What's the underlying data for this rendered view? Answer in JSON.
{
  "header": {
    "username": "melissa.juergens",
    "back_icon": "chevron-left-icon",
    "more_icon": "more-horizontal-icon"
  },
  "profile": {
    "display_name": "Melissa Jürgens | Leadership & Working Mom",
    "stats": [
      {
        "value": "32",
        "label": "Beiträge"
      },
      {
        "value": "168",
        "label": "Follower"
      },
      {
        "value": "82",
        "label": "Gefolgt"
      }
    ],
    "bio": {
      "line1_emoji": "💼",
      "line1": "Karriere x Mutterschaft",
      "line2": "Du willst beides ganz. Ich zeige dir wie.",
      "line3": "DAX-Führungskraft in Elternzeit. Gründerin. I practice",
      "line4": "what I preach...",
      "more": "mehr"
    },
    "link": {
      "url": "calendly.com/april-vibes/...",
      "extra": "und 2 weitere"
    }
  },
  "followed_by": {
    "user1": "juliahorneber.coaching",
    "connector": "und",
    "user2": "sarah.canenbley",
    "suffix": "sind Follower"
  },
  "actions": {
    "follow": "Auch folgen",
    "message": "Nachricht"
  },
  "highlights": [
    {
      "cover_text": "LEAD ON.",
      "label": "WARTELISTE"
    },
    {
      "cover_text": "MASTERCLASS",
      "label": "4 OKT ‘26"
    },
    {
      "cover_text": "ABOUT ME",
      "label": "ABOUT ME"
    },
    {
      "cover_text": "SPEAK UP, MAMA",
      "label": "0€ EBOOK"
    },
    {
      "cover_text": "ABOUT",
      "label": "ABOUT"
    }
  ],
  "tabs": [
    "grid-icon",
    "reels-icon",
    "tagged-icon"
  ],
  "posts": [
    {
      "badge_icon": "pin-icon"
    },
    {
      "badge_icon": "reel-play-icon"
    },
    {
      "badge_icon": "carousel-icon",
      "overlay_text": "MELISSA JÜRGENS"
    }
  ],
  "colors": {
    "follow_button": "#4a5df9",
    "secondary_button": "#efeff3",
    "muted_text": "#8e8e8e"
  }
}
┄┄┄┄┄┄
PROBLEM REQUIREMENTS
Output the lines above verbatim and in full.

WRITTEN RESPONSE
What's the underlying data for this rendered view? Answer in JSON.
{
  "header": {
    "username": "melissa.juergens",
    "back_icon": "chevron-left-icon",
    "more_icon": "more-horizontal-icon"
  },
  "profile": {
    "display_name": "Melissa Jürgens | Leadership & Working Mom",
    "stats": [
      {
        "value": "32",
        "label": "Beiträge"
      },
      {
        "value": "168",
        "label": "Follower"
      },
      {
        "value": "82",
        "label": "Gefolgt"
      }
    ],
    "bio": {
      "line1_emoji": "💼",
      "line1": "Karriere x Mutterschaft",
      "line2": "Du willst beides ganz. Ich zeige dir wie.",
      "line3": "DAX-Führungskraft in Elternzeit. Gründerin. I practice",
      "line4": "what I preach...",
      "more": "mehr"
    },
    "link": {
      "url": "calendly.com/april-vibes/...",
      "extra": "und 2 weitere"
    }
  },
  "followed_by": {
    "user1": "juliahorneber.coaching",
    "connector": "und",
    "user2": "sarah.canenbley",
    "suffix": "sind Follower"
  },
  "actions": {
    "follow": "Auch folgen",
    "message": "Nachricht"
  },
  "highlights": [
    {
      "cover_text": "LEAD ON.",
      "label": "WARTELISTE"
    },
    {
      "cover_text": "MASTERCLASS",
      "label": "4 OKT ‘26"
    },
    {
      "cover_text": "ABOUT ME",
      "label": "ABOUT ME"
    },
    {
      "cover_text": "SPEAK UP, MAMA",
      "label": "0€ EBOOK"
    },
    {
      "cover_text": "ABOUT",
      "label": "ABOUT"
    }
  ],
  "tabs": [
    "grid-icon",
    "reels-icon",
    "tagged-icon"
  ],
  "posts": [
    {
      "badge_icon": "pin-icon"
    },
    {
      "badge_icon": "reel-play-icon"
    },
    {
      "badge_icon": "carousel-icon",
      "overlay_text": "MELISSA JÜRGENS"
    }
  ],
  "colors": {
    "follow_button": "#4a5df9",
    "secondary_button": "#efeff3",
    "muted_text": "#8e8e8e"
  }
}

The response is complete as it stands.